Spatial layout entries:
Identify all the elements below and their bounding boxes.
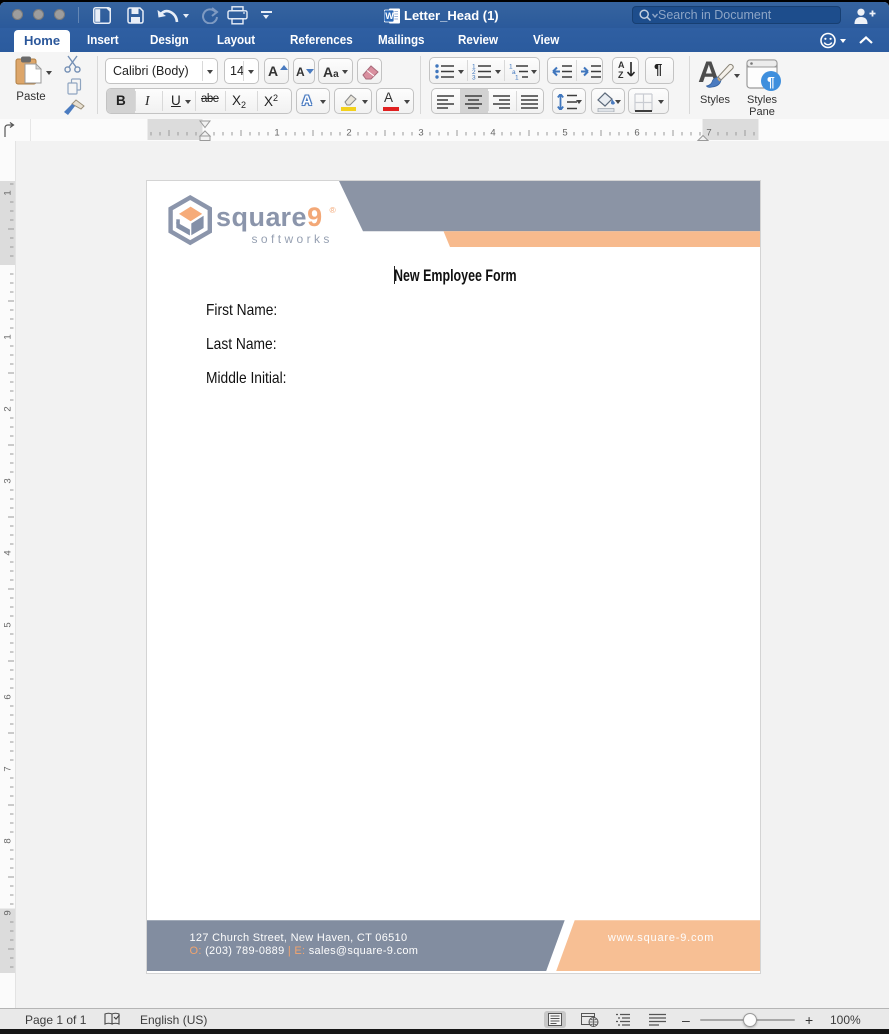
- svg-text:1: 1: [274, 128, 279, 139]
- svg-text:4: 4: [490, 128, 495, 139]
- svg-text:W: W: [385, 11, 394, 21]
- svg-text:3: 3: [418, 128, 423, 139]
- svg-text:5: 5: [562, 128, 567, 139]
- svg-text:3: 3: [3, 478, 14, 483]
- svg-text:6: 6: [3, 694, 14, 699]
- svg-text:1: 1: [3, 190, 14, 195]
- svg-text:4: 4: [3, 550, 14, 555]
- svg-text:2: 2: [3, 406, 14, 411]
- svg-text:7: 7: [706, 128, 711, 139]
- svg-text:6: 6: [634, 128, 639, 139]
- svg-text:8: 8: [3, 838, 14, 843]
- svg-text:9: 9: [3, 910, 14, 915]
- svg-text:3: 3: [472, 75, 476, 81]
- svg-text:5: 5: [3, 622, 14, 627]
- svg-text:1: 1: [3, 334, 14, 339]
- svg-text:¶: ¶: [767, 74, 775, 90]
- svg-text:2: 2: [346, 128, 351, 139]
- svg-text:7: 7: [3, 766, 14, 771]
- svg-text:1: 1: [515, 75, 519, 81]
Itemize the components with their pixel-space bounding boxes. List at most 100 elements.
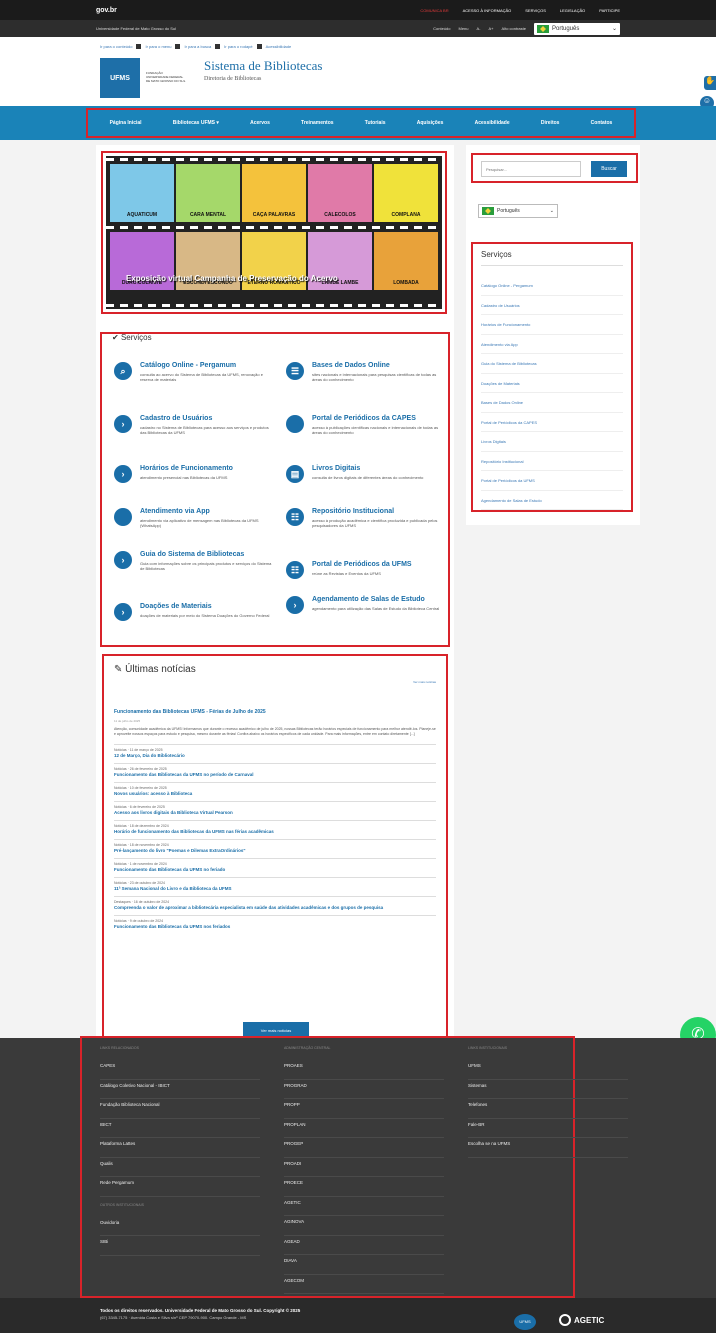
gov-link-acesso[interactable]: ACESSO À INFORMAÇÃO [463,8,512,13]
skip-link-menu[interactable]: Ir para o menu [145,44,171,49]
service-title[interactable]: Cadastro de Usuários [140,415,274,423]
footer-link[interactable]: SIBi [100,1236,260,1256]
service-card[interactable]: ☰ Bases de Dados Online sites nacionais e… [286,362,446,382]
footer-link[interactable]: Rede Pergamum [100,1177,260,1197]
service-card[interactable]: Atendimento via App atendimento via aplic… [114,508,274,528]
footer-link[interactable]: Ouvidoria [100,1217,260,1236]
news-link[interactable]: Funcionamento das Bibliotecas da UFMS no… [114,772,436,777]
footer-link[interactable]: PROECE [284,1177,444,1197]
footer-link[interactable]: PROPP [284,1099,444,1119]
footer-link[interactable]: AGEAD [284,1236,444,1255]
govbr-logo[interactable]: gov.br [96,7,117,14]
service-card[interactable]: › Cadastro de Usuários cadastro no Sistem… [114,415,274,435]
agetic-logo[interactable]: AGETIC [559,1314,604,1326]
gov-link-servicos[interactable]: SERVIÇOS [525,8,546,13]
service-card[interactable]: › Horários de Funcionamento atendimento p… [114,465,274,483]
service-card[interactable]: ☷ Portal de Periódicos da UFMS reúne as R… [286,561,446,579]
banner-caption[interactable]: Exposição virtual Campanha de Preservaçã… [126,274,338,283]
sidebar-link[interactable]: Catálogo Online - Pergamum [481,276,623,296]
footer-link[interactable]: CAPES [100,1060,260,1080]
contrast-toggle[interactable]: Alto contraste [502,26,526,31]
skip-menu-link[interactable]: Menu [459,26,469,31]
service-card[interactable]: Portal de Periódicos da CAPES acesso à pu… [286,415,446,435]
footer-link[interactable]: AGETIC [284,1197,444,1216]
sidebar-link[interactable]: Atendimento via App [481,335,623,354]
banner-carousel[interactable]: Aquaticum Cara Mental Caça Palavras Cale… [101,151,447,314]
news-link[interactable]: Funcionamento das Bibliotecas da UFMS no… [114,867,436,872]
footer-link[interactable]: PROGEP [284,1138,444,1158]
footer-link[interactable]: IBICT [100,1119,260,1138]
service-card[interactable]: ⌕ Catálogo Online - Pergamum consulta ao … [114,362,274,382]
service-title[interactable]: Repositório Institucional [312,508,446,516]
language-select[interactable]: Português ⌄ [534,22,620,35]
nav-aquisicoes[interactable]: Aquisições [417,120,444,126]
service-title[interactable]: Doações de Materiais [140,603,269,611]
service-title[interactable]: Guia do Sistema de Bibliotecas [140,551,274,559]
nav-home[interactable]: Página Inicial [110,120,142,126]
nav-acervos[interactable]: Acervos [250,120,270,126]
footer-link[interactable]: AGINOVA [284,1216,444,1236]
footer-link[interactable]: PROADI [284,1158,444,1177]
footer-link[interactable]: UFMS [468,1060,628,1080]
sidebar-link[interactable]: Portal de Periódicos da UFMS [481,471,623,491]
news-link[interactable]: 12 de Março, Dia do Bibliotecário [114,753,436,758]
footer-link[interactable]: Qualis [100,1158,260,1177]
service-title[interactable]: Agendamento de Salas de Estudo [312,596,439,604]
nav-acessibilidade[interactable]: Acessibilidade [475,120,510,126]
news-link[interactable]: Pré-lançamento do livro "Poemas e Dilema… [114,848,436,853]
skip-link-search[interactable]: Ir para a busca [184,44,211,49]
service-card[interactable]: ☷ Repositório Institucional acesso à prod… [286,508,446,528]
translate-select[interactable]: Português ⌄ [478,204,558,218]
sidebar-link[interactable]: Doações de Materiais [481,374,623,393]
nav-tutoriais[interactable]: Tutoriais [365,120,386,126]
service-card[interactable]: › Agendamento de Salas de Estudo agendame… [286,596,446,614]
footer-link[interactable]: Fundação Biblioteca Nacional [100,1099,260,1119]
sidebar-link[interactable]: Bases de Dados Online [481,393,623,413]
footer-link[interactable]: PROGRAD [284,1080,444,1099]
service-title[interactable]: Livros Digitais [312,465,423,473]
service-card[interactable]: ▤ Livros Digitais consulta de livros digi… [286,465,446,483]
service-card[interactable]: › Doações de Materiais doações de materia… [114,603,274,621]
news-link[interactable]: Horário de funcionamento das Bibliotecas… [114,829,436,834]
skip-link-content[interactable]: Ir para o conteúdo [100,44,132,49]
vlibras-button[interactable]: ✋ [704,76,716,90]
sidebar-link[interactable]: Portal de Periódicos da CAPES [481,413,623,432]
service-title[interactable]: Portal de Periódicos da CAPES [312,415,446,423]
sidebar-link[interactable]: Horários de Funcionamento [481,315,623,335]
sidebar-link[interactable]: Repositório Institucional [481,452,623,471]
sidebar-link[interactable]: Guia do Sistema de Bibliotecas [481,354,623,374]
nav-direitos[interactable]: Direitos [541,120,560,126]
footer-link[interactable]: AGECOM [284,1275,444,1294]
footer-link[interactable]: DIAVA [284,1255,444,1275]
footer-link[interactable]: PROPLAN [284,1119,444,1138]
ufms-logo[interactable]: UFMS [100,58,140,98]
skip-content-link[interactable]: Conteúdo [433,26,450,31]
ufms-seal-logo[interactable]: UFMS [514,1314,536,1330]
skip-link-accessibility[interactable]: Acessibilidade [266,44,292,49]
featured-news-title[interactable]: Funcionamento das Bibliotecas UFMS - Fér… [114,709,436,715]
sidebar-link[interactable]: Agendamento de Salas de Estudo [481,491,623,510]
footer-link[interactable]: Telefones [468,1099,628,1119]
site-title[interactable]: Sistema de Bibliotecas [204,58,322,74]
news-link[interactable]: Funcionamento das Bibliotecas da UFMS no… [114,924,436,929]
service-title[interactable]: Atendimento via App [140,508,274,516]
service-title[interactable]: Bases de Dados Online [312,362,446,370]
news-link[interactable]: Novos usuários: acesso à Biblioteca [114,791,436,796]
service-card[interactable]: › Guia do Sistema de Bibliotecas Guia com… [114,551,274,571]
service-title[interactable]: Portal de Periódicos da UFMS [312,561,412,569]
service-title[interactable]: Horários de Funcionamento [140,465,233,473]
footer-link[interactable]: Plataforma Lattes [100,1138,260,1158]
more-news-link[interactable]: Ver mais notícias [413,680,436,684]
service-title[interactable]: Catálogo Online - Pergamum [140,362,274,370]
footer-link[interactable]: Fale-BR [468,1119,628,1138]
search-button[interactable]: Buscar [591,161,627,177]
font-decrease-button[interactable]: A- [477,26,481,31]
nav-bibliotecas[interactable]: Bibliotecas UFMS ▾ [173,120,219,126]
font-increase-button[interactable]: A+ [489,26,494,31]
footer-link[interactable]: Escolha se na UFMS [468,1138,628,1158]
footer-link[interactable]: Sistemas [468,1080,628,1099]
footer-link[interactable]: PROAES [284,1060,444,1080]
news-link[interactable]: Acesso aos livros digitais da Biblioteca… [114,810,436,815]
skip-link-footer[interactable]: Ir para o rodapé [224,44,252,49]
university-link[interactable]: Universidade Federal de Mato Grosso do S… [96,26,176,31]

Written problem:
Convert the entries above into a numbered list, running from the start of the entries through the line containing "Itemize the components", with both ends included and blank lines omitted. Leave the pictures out of the list.

Exercise response:
1. Identify all the elements below and their bounding boxes.
2. - svg-text:1: 1: [274, 128, 279, 139]
3. - svg-text:4: 4: [490, 128, 495, 139]
4. - svg-text:W: W: [385, 11, 394, 21]
5. - svg-text:3: 3: [418, 128, 423, 139]
6. - svg-text:5: 5: [562, 128, 567, 139]
7. - svg-text:3: 3: [3, 478, 14, 483]
8. - svg-text:6: 6: [3, 694, 14, 699]
9. - svg-text:1: 1: [3, 190, 14, 195]
10. - svg-text:4: 4: [3, 550, 14, 555]
11. - svg-text:2: 2: [3, 406, 14, 411]
12. - svg-text:7: 7: [706, 128, 711, 139]
13. - svg-text:6: 6: [634, 128, 639, 139]
14. - svg-text:8: 8: [3, 838, 14, 843]
15. - svg-text:9: 9: [3, 910, 14, 915]
16. - svg-text:3: 3: [472, 75, 476, 81]
17. - svg-text:5: 5: [3, 622, 14, 627]
18. - svg-text:1: 1: [3, 334, 14, 339]
19. - svg-text:¶: ¶: [767, 74, 775, 90]
20. - svg-text:2: 2: [346, 128, 351, 139]
21. - svg-text:7: 7: [3, 766, 14, 771]
22. - svg-text:1: 1: [515, 75, 519, 81]
23. Itemize the components with their pixel-space bounding boxes. List at most 100 elements.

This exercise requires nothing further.